*Parts of the exercise:*
1. Summarize the PKI introduction in two sentences.
2. Answer these questions from the PKI introduction:
(a) Which three things are said to have reliance on PKI in common?
(b) According to the bulleted list, what data does PKI encrypt?
(c) From what does PKI protect software, documents, and other data?
3. Reproduce the PKI introduction word for word, starting with "What do your" and going on through "PKI use cases.".

═════ Passage given ═════

15 PKI Uses and Applications (With Examples)


PKI is everywhere — it secures everything from websites and emails to the smart devices you use to secure your home and business. It’s the hero operating in the background that you don’t know exists unless you know where to look…

What do your smart coffee maker, our website, and a nuclear power plant have in common? They all rely on public key infrastructure (PKI) behind the scenes.

But why is PKI so popular? It’s the secure, tried-and-true way to:

  • Identify and authenticate authorized users and devices
  • Encrypt data transmitted between two parties or systems
  • Protect software, documents, and other data from unauthorized modifications
  • Add another layer of security to your public and private IT environments and assets

But what are some examples of specific PKI uses and applications your organization can adopt? It’s time to explore PKI use cases.

Let’s hash it out.

═════ Supplied records ═════

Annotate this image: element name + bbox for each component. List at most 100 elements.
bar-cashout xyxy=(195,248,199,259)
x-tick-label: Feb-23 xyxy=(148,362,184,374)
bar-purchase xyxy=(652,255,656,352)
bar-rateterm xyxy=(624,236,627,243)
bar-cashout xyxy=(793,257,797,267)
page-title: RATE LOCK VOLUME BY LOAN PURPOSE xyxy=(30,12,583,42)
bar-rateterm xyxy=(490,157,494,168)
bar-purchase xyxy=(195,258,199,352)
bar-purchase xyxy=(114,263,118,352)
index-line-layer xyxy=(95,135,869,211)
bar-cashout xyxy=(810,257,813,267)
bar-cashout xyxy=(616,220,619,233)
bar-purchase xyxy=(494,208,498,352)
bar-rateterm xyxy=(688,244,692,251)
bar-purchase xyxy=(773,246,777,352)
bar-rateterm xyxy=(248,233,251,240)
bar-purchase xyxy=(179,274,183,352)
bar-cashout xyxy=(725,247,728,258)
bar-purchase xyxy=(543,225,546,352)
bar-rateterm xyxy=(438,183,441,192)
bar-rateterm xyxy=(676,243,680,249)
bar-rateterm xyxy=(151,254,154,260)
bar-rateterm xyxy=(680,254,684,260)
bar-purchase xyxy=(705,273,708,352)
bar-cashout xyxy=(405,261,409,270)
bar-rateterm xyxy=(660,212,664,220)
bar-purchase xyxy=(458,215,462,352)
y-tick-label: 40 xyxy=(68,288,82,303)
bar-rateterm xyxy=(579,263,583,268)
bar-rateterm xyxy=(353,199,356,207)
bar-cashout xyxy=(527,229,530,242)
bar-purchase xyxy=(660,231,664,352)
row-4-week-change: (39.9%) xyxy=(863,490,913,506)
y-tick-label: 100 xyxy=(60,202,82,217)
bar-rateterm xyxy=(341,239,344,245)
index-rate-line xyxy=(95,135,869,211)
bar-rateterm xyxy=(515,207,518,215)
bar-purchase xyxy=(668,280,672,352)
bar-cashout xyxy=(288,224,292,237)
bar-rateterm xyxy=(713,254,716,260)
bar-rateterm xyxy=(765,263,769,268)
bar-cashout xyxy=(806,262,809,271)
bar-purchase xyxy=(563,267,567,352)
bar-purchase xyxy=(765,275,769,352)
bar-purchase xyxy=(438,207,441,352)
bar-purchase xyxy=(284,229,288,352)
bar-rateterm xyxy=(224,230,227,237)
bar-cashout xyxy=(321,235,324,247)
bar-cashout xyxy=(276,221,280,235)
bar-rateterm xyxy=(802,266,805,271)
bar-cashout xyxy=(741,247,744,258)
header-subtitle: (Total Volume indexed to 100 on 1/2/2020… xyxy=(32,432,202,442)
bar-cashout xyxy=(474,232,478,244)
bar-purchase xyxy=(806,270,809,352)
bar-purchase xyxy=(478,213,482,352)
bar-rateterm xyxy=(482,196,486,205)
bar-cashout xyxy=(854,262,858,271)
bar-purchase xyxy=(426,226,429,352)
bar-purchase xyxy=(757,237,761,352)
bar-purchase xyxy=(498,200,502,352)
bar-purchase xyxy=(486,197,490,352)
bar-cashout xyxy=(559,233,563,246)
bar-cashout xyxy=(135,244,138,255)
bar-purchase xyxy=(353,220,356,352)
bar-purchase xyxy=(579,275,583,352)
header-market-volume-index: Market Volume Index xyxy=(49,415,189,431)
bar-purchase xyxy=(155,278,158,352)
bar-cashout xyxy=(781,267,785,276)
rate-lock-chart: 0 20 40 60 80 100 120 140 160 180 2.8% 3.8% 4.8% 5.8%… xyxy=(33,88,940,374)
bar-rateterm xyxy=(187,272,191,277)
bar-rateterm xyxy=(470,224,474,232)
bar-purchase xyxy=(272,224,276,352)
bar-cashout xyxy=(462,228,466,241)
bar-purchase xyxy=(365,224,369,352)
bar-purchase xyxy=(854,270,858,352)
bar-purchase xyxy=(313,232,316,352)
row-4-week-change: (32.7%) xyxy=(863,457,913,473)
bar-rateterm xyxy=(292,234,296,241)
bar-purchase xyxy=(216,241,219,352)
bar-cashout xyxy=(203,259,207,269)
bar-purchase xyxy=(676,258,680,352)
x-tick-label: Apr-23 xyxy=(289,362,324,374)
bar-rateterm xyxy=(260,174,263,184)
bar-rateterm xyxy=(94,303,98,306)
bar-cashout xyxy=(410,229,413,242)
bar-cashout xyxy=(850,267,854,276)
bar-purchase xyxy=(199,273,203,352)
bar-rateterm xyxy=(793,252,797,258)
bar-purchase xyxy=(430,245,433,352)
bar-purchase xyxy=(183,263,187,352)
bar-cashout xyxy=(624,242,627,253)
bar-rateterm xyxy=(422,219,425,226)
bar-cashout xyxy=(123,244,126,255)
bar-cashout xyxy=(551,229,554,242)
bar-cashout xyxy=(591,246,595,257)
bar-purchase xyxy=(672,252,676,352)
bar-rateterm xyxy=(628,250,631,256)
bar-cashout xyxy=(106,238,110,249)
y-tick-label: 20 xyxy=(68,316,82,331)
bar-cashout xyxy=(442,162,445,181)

═════

*In response:*
1. Public key infrastructure (PKI) secures everything from websites and emails to smart devices, and things as different as a smart coffee maker, a website and a nuclear power plant all rely on it behind the scenes. PKI is popular because it is a secure, tried-and-true way to identify and authenticate authorized users and devices, encrypt data transmitted between parties or systems, protect software, documents and other data from unauthorized modifications, and add another layer of security to IT environments and assets.

2.
(a) A smart coffee maker, the site's own website, and a nuclear power plant.
(b) Data transmitted between two parties or systems.
(c) Unauthorized modifications.

3.
What do your smart coffee maker, our website, and a nuclear power plant have in common? They all rely on public key infrastructure (PKI) behind the scenes.

But why is PKI so popular? It’s the secure, tried-and-true way to:

  • Identify and authenticate authorized users and devices
  • Encrypt data transmitted between two parties or systems
  • Protect software, documents, and other data from unauthorized modifications
  • Add another layer of security to your public and private IT environments and assets

But what are some examples of specific PKI uses and applications your organization can adopt? It’s time to explore PKI use cases.